PASSAGE RETENU:
EXPOSITION ITINÉRANTE
suzanne lafont et les étudiant·es de l’université laval
Bureau des intempéries. Office des travaux littéraires, 2023
Suzanne Lafont a proposé à six étudiant.es de l’École d’art de l’ULaval de participer à la biennale sous l’appellation Bureau des intempéries. Office des travaux littéraires. Les élèves se sont approprié une identité fictive et contraignante, celle de bureaucrate, pour réfléchir à la décroissance. Dans une esthétique administrative, chacun.e incarne un personnage sur un badge. Rassemblées sur un premier panneau, ces « cartes d’identité » sont multipliées par quatre sur le suivant et ainsi de suite jusqu’au dixième et dernier panneau devenu illisible. Avec humour, les étudiants passent par la multiplication pour signifier la décroissance, l’improductivité et l’effacement des identités administrées.

(Entrées du jeu de données)
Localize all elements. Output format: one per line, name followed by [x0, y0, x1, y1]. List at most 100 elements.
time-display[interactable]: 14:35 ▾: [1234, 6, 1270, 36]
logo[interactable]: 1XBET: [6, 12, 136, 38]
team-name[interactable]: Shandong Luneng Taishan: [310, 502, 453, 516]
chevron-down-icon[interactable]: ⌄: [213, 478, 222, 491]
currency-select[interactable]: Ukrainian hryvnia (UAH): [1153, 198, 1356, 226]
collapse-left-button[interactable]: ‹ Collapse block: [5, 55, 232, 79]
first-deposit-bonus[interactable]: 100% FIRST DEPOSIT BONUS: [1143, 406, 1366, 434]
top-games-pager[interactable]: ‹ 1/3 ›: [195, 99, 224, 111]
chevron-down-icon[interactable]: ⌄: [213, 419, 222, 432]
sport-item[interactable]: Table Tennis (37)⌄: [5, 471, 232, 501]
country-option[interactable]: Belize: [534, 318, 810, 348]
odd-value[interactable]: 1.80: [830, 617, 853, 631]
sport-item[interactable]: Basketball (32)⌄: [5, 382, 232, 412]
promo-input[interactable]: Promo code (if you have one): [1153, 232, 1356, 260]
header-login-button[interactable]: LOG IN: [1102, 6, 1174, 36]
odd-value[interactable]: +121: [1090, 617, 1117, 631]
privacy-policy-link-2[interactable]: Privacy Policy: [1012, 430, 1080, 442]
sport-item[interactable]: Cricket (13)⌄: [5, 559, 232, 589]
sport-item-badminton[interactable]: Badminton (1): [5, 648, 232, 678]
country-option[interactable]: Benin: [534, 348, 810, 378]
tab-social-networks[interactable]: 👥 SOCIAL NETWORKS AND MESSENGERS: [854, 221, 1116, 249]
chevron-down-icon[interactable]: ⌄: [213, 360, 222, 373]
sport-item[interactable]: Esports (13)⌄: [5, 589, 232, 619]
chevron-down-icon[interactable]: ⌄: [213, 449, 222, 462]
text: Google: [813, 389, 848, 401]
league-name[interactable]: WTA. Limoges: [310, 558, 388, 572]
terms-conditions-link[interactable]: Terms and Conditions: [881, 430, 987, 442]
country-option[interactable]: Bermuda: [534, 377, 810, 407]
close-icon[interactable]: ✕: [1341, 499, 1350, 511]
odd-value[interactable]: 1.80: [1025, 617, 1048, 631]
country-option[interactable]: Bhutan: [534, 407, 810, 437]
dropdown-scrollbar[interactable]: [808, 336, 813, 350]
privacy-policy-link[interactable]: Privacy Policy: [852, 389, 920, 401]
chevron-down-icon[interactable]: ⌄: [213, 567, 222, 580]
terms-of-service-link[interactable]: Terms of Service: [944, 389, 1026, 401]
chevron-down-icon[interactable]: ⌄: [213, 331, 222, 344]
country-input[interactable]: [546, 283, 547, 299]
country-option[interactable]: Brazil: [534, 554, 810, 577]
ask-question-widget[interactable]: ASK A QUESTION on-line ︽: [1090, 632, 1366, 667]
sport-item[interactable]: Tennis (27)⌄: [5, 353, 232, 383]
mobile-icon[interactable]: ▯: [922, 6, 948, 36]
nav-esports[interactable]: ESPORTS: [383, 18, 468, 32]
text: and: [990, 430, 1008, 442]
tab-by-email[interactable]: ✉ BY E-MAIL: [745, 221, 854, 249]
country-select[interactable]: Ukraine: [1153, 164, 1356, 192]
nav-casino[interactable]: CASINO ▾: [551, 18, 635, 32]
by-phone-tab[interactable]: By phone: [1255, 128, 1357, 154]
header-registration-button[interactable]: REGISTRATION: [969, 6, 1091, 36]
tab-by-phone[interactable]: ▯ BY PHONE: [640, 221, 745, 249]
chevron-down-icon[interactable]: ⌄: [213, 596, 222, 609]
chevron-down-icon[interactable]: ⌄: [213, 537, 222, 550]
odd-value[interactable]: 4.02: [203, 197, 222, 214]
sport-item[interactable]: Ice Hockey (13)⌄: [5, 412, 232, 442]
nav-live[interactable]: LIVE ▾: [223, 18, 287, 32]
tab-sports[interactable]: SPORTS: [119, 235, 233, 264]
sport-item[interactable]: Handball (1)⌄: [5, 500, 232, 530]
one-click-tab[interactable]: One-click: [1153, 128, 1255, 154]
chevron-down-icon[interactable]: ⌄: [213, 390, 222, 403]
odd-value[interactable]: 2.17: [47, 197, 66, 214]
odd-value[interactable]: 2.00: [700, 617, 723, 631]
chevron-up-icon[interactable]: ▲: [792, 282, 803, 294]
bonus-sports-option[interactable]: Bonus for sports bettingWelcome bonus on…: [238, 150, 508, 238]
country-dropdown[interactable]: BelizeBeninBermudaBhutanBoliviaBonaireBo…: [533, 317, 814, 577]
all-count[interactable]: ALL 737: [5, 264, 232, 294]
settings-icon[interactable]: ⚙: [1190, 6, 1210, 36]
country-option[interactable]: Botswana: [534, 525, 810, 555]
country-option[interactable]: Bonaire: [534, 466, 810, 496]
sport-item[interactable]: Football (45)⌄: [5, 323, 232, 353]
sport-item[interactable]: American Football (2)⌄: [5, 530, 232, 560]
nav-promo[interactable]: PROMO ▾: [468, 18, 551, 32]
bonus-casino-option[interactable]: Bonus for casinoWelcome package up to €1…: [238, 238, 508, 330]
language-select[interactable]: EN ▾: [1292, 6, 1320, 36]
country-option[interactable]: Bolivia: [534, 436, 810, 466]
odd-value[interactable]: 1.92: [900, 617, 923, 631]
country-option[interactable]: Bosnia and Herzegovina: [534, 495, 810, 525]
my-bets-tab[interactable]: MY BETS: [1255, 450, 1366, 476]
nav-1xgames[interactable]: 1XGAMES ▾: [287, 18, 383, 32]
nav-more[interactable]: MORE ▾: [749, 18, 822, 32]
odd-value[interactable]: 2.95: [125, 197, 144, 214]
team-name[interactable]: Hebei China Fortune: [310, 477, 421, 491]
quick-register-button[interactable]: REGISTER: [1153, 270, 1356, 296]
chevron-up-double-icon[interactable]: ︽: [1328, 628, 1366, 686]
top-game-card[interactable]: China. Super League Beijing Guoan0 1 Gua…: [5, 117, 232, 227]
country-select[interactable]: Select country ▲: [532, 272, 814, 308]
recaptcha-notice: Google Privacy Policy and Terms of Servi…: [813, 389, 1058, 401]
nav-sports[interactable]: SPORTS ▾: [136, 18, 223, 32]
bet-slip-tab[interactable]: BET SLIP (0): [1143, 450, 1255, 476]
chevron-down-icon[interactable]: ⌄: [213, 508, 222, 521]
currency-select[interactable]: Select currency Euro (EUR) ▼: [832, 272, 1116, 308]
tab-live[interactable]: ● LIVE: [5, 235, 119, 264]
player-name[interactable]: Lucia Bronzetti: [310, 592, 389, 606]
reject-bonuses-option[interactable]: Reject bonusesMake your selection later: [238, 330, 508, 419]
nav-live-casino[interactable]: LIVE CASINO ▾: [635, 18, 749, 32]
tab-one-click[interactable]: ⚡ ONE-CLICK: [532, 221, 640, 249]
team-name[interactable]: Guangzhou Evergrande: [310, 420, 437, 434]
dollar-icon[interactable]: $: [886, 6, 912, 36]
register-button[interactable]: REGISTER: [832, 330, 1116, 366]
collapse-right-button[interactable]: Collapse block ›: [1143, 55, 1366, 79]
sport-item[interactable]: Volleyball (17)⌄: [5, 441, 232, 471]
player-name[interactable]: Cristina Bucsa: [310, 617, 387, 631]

CONSIGNE DE TRAVAIL 1: Recopiez le passage retenu entre « EXPOSITION ITINÉRANTE » et « des identités administrées. », bornes incluses, en substituant « insigne » à « badge ».
CONSIGNE DE TRAVAIL 2: D'après le passage retenu, les affirmations suivantes sont-elles exactes ? Répondez par oui ou non, en citant à chaque fois les mots décisifs. (a) Suzanne Lafont a fait appel à six étudiants de l'École d'art de l'ULaval. (b) Le dernier panneau est le huitième. (c) Les élèves ont endossé une identité de bureaucrate.
Pour répondre, appuyez-vous uniquement sur le passage retenu.

RÉPONSE ATTENDUE 1:
EXPOSITION ITINÉRANTE
suzanne lafont et les étudiant·es de l’université laval
Bureau des intempéries. Office des travaux littéraires, 2023
Suzanne Lafont a proposé à six étudiant.es de l’École d’art de l’ULaval de participer à la biennale sous l’appellation Bureau des intempéries. Office des travaux littéraires. Les élèves se sont approprié une identité fictive et contraignante, celle de bureaucrate, pour réfléchir à la décroissance. Dans une esthétique administrative, chacun.e incarne un personnage sur un insigne. Rassemblées sur un premier panneau, ces « cartes d’identité » sont multipliées par quatre sur le suivant et ainsi de suite jusqu’au dixième et dernier panneau devenu illisible. Avec humour, les étudiants passent par la multiplication pour signifier la décroissance, l’improductivité et l’effacement des identités administrées.

RÉPONSE ATTENDUE 2:
(a) Oui : « Suzanne Lafont a proposé à six étudiant.es de l’École d’art de l’ULaval de participer à la biennale ».
(b) Non : « jusqu’au dixième et dernier panneau devenu illisible ».
(c) Oui : « Les élèves se sont approprié une identité fictive et contraignante, celle de bureaucrate ».